Objective:
Give only a count of the lines that include the string "Beltepåminnelse".
--- begin ---
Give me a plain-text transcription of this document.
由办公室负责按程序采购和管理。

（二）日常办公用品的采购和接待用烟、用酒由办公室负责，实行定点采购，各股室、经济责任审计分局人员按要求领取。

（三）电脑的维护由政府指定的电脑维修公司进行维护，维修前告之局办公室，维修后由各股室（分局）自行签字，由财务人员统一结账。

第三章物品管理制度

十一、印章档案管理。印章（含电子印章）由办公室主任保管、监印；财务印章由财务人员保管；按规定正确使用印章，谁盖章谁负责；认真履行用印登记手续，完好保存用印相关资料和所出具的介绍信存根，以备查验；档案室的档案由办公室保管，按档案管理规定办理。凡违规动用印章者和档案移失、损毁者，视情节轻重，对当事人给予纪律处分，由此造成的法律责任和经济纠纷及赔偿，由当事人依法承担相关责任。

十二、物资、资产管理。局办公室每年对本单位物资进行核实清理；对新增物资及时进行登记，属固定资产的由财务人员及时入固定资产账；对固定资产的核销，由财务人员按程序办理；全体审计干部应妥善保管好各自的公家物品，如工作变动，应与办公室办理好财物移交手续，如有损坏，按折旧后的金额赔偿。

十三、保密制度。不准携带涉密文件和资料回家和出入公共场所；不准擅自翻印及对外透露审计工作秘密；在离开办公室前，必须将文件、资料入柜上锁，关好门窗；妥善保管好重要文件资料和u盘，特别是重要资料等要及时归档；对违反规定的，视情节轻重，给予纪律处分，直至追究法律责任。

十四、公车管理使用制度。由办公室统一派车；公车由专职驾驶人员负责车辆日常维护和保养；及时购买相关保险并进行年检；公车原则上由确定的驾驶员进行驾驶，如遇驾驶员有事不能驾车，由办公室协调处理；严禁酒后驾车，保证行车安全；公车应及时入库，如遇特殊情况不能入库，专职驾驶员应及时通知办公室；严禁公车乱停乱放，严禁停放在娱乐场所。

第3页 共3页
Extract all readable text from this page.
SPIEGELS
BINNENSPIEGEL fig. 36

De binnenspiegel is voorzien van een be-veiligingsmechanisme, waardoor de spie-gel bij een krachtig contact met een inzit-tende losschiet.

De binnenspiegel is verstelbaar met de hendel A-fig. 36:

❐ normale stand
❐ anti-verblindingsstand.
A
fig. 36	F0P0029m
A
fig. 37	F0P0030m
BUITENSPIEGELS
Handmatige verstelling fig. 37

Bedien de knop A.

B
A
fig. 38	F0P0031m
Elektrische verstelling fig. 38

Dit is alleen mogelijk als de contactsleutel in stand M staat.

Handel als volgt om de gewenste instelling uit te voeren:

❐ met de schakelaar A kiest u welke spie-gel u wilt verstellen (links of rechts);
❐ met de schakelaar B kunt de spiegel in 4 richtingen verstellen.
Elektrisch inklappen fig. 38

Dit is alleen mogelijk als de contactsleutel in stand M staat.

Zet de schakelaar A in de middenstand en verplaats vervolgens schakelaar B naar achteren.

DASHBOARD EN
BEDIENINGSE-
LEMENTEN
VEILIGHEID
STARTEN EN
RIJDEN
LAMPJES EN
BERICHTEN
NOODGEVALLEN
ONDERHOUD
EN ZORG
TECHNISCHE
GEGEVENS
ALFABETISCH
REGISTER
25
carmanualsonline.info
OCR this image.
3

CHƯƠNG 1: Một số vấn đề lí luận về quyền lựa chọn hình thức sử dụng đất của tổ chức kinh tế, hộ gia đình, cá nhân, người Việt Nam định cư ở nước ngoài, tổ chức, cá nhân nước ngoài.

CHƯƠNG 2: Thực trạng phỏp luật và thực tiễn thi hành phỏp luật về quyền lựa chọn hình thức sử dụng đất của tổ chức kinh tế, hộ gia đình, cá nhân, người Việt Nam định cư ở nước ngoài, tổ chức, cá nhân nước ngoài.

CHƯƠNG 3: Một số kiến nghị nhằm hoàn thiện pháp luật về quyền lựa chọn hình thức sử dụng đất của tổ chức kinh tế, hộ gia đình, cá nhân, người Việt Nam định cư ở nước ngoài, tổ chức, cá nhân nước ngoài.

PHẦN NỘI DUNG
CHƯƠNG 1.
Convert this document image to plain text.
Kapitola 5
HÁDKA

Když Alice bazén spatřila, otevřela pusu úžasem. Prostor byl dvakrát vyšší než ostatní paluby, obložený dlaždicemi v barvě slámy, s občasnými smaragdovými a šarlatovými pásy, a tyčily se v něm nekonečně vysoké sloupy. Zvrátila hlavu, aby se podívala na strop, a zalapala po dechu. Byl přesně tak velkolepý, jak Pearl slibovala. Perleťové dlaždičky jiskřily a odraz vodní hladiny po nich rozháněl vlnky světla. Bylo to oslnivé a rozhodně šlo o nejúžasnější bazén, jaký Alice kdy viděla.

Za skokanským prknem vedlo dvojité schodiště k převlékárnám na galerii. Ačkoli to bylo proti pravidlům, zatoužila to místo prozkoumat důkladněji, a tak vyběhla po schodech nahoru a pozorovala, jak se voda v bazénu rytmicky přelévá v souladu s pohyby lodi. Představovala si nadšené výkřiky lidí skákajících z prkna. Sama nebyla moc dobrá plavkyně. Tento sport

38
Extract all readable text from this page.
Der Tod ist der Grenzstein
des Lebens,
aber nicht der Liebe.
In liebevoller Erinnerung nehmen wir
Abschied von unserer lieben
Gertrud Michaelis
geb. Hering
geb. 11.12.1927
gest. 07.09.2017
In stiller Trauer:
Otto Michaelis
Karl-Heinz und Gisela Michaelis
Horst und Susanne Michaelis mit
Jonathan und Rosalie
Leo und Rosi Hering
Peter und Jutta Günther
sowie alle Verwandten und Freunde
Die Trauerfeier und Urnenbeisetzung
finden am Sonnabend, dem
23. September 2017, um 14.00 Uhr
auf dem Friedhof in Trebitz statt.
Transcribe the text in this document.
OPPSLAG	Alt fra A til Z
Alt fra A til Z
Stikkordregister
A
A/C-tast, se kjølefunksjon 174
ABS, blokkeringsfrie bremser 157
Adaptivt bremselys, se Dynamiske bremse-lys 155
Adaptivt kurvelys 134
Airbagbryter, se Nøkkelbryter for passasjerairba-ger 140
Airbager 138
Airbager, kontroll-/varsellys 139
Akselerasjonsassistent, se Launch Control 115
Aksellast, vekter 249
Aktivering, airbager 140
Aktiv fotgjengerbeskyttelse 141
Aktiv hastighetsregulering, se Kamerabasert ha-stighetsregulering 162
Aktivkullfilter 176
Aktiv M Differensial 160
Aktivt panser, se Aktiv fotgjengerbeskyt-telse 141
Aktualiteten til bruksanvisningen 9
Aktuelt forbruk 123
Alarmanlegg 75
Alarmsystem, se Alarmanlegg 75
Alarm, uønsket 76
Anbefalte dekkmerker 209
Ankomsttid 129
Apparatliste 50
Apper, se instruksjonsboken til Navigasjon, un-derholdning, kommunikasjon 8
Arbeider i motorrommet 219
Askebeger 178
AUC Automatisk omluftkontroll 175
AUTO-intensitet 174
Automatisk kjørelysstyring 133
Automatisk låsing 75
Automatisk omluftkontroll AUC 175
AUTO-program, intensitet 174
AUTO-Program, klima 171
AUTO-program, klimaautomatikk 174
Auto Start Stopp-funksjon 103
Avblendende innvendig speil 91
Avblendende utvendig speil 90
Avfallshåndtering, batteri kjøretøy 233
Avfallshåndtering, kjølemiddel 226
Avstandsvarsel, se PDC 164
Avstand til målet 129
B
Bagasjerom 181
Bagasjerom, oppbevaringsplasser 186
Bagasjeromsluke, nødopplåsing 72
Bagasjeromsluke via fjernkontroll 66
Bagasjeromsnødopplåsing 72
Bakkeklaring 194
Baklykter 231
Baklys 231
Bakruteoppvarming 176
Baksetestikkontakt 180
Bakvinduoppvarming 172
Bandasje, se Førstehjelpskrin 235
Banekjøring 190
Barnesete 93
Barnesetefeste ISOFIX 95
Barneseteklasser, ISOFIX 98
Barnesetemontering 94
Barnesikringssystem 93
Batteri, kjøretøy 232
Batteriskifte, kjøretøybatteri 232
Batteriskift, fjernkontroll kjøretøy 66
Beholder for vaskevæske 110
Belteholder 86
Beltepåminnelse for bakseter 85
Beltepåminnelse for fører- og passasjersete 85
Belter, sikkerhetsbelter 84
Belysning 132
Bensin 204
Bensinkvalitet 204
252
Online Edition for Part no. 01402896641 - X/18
--- end ---
Complete answer:
2